- [TASK TO CARRY OUT]:
Tally every line of the material that includes "思考问题", then give the tally and nothing else.

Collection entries
## start
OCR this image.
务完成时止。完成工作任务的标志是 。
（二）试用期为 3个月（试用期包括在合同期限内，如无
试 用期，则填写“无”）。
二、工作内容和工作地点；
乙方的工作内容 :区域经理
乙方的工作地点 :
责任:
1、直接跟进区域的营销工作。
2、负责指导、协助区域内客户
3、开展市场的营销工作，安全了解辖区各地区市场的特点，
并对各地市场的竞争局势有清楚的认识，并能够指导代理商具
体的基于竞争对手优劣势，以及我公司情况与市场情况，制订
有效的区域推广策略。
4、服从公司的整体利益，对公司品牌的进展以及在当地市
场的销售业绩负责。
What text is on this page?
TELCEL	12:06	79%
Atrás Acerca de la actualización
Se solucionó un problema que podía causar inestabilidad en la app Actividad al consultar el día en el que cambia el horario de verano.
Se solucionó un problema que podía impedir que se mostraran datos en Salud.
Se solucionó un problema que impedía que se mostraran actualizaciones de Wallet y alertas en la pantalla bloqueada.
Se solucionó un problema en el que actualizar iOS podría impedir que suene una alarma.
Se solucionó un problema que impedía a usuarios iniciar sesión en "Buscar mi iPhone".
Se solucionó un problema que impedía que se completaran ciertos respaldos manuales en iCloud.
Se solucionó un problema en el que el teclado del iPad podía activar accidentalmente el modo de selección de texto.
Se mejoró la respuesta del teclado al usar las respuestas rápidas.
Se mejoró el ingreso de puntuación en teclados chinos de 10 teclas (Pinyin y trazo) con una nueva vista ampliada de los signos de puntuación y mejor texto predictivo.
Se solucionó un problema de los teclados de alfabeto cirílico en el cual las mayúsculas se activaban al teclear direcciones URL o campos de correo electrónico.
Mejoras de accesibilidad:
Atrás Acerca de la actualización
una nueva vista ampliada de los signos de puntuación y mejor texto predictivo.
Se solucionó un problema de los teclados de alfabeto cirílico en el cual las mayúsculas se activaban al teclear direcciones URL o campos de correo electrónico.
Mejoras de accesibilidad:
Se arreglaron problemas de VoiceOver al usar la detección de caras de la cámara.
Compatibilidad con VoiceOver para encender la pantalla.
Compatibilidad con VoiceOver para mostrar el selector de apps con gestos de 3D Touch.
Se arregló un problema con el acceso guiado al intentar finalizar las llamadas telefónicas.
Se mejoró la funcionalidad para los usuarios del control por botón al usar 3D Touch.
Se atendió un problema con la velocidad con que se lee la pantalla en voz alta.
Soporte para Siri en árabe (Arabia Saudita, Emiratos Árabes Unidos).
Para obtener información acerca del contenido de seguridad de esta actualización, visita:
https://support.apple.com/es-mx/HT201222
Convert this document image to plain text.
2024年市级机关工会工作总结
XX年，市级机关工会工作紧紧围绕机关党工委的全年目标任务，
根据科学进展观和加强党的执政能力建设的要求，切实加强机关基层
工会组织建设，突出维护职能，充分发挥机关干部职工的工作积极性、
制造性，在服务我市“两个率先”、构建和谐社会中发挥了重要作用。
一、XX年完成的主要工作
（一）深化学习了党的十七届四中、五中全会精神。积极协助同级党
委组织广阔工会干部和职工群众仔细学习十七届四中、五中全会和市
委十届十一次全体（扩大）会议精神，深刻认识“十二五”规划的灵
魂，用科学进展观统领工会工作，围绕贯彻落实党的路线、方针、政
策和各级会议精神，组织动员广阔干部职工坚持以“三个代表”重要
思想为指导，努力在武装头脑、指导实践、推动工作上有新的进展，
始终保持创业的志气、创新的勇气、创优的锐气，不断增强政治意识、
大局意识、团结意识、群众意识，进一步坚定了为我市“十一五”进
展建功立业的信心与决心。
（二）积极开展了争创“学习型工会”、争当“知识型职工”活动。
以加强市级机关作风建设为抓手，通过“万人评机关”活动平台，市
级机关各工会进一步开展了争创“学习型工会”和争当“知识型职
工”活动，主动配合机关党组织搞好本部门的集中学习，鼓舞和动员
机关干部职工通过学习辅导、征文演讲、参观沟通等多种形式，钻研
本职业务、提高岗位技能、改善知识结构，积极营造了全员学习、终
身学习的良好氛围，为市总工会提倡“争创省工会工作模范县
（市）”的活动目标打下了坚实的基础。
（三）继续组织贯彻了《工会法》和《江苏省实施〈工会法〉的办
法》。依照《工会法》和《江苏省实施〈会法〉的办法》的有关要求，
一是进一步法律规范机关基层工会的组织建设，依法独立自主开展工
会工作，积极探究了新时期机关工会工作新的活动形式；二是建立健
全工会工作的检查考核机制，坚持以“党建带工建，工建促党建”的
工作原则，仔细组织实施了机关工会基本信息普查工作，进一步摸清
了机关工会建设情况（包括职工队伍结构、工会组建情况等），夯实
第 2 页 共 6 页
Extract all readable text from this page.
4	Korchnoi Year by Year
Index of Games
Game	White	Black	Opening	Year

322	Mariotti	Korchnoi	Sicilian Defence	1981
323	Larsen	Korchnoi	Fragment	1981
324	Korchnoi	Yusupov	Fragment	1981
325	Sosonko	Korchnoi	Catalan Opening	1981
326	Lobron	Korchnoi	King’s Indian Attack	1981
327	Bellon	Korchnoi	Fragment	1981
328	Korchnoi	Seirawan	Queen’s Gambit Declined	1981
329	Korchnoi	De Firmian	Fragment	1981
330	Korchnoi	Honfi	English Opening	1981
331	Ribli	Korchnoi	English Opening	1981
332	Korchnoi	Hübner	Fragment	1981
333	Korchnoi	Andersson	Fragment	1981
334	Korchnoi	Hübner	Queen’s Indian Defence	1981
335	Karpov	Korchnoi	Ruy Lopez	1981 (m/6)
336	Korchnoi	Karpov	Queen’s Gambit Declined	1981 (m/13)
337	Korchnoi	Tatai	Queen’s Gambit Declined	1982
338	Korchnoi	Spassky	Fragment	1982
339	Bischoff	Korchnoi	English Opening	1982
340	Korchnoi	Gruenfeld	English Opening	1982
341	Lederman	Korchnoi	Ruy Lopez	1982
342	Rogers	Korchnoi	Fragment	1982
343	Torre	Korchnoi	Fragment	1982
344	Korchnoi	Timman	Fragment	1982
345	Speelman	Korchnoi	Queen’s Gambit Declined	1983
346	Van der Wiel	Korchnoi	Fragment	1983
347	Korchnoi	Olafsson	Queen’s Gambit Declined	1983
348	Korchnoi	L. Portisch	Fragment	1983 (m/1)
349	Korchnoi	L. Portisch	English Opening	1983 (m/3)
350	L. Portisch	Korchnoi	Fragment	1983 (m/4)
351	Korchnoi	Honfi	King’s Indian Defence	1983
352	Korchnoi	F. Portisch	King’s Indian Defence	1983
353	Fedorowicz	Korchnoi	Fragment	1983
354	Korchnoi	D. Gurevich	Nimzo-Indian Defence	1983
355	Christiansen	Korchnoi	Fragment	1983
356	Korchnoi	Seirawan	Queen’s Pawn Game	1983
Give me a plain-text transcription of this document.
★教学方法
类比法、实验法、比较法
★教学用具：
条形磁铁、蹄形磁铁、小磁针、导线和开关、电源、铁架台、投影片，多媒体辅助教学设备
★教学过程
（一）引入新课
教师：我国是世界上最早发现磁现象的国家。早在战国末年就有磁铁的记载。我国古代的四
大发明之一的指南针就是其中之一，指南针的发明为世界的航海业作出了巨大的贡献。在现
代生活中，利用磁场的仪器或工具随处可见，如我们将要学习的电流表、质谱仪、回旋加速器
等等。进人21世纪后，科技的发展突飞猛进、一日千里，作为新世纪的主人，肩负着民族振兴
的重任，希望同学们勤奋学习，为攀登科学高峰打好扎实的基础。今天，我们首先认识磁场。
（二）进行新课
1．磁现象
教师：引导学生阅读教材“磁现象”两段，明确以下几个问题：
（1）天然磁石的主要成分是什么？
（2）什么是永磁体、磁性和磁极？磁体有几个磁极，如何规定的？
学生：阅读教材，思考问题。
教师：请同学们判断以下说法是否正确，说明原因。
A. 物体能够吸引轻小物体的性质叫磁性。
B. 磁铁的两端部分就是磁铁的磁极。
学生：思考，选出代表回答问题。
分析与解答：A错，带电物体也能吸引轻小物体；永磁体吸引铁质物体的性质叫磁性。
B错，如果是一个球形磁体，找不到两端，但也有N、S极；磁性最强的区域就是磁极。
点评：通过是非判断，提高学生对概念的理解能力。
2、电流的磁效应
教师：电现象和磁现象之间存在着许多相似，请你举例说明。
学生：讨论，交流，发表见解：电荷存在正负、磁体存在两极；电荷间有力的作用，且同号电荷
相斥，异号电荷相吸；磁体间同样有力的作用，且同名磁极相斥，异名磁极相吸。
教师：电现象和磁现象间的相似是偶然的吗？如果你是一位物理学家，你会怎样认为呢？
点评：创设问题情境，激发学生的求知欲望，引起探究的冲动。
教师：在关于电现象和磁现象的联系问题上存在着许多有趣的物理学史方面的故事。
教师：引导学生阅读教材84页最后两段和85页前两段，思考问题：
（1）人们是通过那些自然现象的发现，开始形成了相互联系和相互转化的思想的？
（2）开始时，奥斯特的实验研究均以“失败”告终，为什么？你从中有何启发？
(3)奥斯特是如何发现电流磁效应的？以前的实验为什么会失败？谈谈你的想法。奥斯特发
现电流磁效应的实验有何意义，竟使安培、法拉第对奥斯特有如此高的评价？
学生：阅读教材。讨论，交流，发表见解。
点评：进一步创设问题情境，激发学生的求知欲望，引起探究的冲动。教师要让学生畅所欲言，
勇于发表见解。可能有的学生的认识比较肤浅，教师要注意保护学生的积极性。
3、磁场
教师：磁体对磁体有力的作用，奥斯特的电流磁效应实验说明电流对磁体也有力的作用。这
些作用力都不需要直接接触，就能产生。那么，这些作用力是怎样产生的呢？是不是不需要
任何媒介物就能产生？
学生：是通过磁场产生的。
## end
- [EXERCISE ANSWER]:
2